**Task**
Copy out all the records exactly.

**Data supplied**
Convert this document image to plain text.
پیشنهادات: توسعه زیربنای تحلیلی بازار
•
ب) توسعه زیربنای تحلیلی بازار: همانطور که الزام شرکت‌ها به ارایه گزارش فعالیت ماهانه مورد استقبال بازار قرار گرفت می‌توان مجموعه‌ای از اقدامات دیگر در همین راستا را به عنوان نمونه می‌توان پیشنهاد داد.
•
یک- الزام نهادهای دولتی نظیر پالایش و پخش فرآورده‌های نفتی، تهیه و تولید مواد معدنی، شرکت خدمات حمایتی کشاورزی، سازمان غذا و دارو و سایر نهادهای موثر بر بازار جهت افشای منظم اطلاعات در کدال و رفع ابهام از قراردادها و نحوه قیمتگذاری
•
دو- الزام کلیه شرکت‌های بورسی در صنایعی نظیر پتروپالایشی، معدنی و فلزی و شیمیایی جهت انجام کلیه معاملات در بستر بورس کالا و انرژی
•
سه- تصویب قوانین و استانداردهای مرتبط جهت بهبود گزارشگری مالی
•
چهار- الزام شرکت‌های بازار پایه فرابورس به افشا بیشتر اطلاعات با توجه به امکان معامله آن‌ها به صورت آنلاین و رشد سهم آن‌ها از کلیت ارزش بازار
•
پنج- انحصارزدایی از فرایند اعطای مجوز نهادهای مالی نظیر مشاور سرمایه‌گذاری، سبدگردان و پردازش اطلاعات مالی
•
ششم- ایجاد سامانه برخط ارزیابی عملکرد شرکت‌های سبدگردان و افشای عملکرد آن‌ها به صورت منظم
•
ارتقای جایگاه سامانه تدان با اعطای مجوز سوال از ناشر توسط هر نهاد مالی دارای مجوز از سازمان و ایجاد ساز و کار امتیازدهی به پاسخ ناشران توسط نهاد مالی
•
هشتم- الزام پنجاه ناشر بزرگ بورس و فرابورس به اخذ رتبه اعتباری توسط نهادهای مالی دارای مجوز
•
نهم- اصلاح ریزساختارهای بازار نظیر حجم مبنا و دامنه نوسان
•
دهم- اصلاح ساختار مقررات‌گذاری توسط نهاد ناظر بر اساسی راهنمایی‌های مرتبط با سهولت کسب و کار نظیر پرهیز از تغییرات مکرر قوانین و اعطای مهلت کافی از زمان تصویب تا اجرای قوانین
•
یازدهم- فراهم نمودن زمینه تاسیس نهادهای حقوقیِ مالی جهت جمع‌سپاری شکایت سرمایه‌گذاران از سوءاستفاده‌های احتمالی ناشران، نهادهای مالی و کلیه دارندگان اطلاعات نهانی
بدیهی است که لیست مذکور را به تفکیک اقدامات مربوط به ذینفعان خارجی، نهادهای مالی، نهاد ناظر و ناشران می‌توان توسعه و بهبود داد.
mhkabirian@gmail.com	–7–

**Worked solution**
Convert this document image to plain text.
پیشنهادات: توسعه زیربنای تحلیلی بازار
•
ب) توسعه زیربنای تحلیلی بازار: همانطور که الزام شرکت‌ها به ارایه گزارش فعالیت ماهانه مورد استقبال بازار قرار گرفت می‌توان مجموعه‌ای از اقدامات دیگر در همین راستا را به عنوان نمونه می‌توان پیشنهاد داد.
•
یک- الزام نهادهای دولتی نظیر پالایش و پخش فرآورده‌های نفتی، تهیه و تولید مواد معدنی، شرکت خدمات حمایتی کشاورزی، سازمان غذا و دارو و سایر نهادهای موثر بر بازار جهت افشای منظم اطلاعات در کدال و رفع ابهام از قراردادها و نحوه قیمتگذاری
•
دو- الزام کلیه شرکت‌های بورسی در صنایعی نظیر پتروپالایشی، معدنی و فلزی و شیمیایی جهت انجام کلیه معاملات در بستر بورس کالا و انرژی
•
سه- تصویب قوانین و استانداردهای مرتبط جهت بهبود گزارشگری مالی
•
چهار- الزام شرکت‌های بازار پایه فرابورس به افشا بیشتر اطلاعات با توجه به امکان معامله آن‌ها به صورت آنلاین و رشد سهم آن‌ها از کلیت ارزش بازار
•
پنج- انحصارزدایی از فرایند اعطای مجوز نهادهای مالی نظیر مشاور سرمایه‌گذاری، سبدگردان و پردازش اطلاعات مالی
•
ششم- ایجاد سامانه برخط ارزیابی عملکرد شرکت‌های سبدگردان و افشای عملکرد آن‌ها به صورت منظم
•
ارتقای جایگاه سامانه تدان با اعطای مجوز سوال از ناشر توسط هر نهاد مالی دارای مجوز از سازمان و ایجاد ساز و کار امتیازدهی به پاسخ ناشران توسط نهاد مالی
•
هشتم- الزام پنجاه ناشر بزرگ بورس و فرابورس به اخذ رتبه اعتباری توسط نهادهای مالی دارای مجوز
•
نهم- اصلاح ریزساختارهای بازار نظیر حجم مبنا و دامنه نوسان
•
دهم- اصلاح ساختار مقررات‌گذاری توسط نهاد ناظر بر اساسی راهنمایی‌های مرتبط با سهولت کسب و کار نظیر پرهیز از تغییرات مکرر قوانین و اعطای مهلت کافی از زمان تصویب تا اجرای قوانین
•
یازدهم- فراهم نمودن زمینه تاسیس نهادهای حقوقیِ مالی جهت جمع‌سپاری شکایت سرمایه‌گذاران از سوءاستفاده‌های احتمالی ناشران، نهادهای مالی و کلیه دارندگان اطلاعات نهانی
بدیهی است که لیست مذکور را به تفکیک اقدامات مربوط به ذینفعان خارجی، نهادهای مالی، نهاد ناظر و ناشران می‌توان توسعه و بهبود داد.
mhkabirian@gmail.com	–7–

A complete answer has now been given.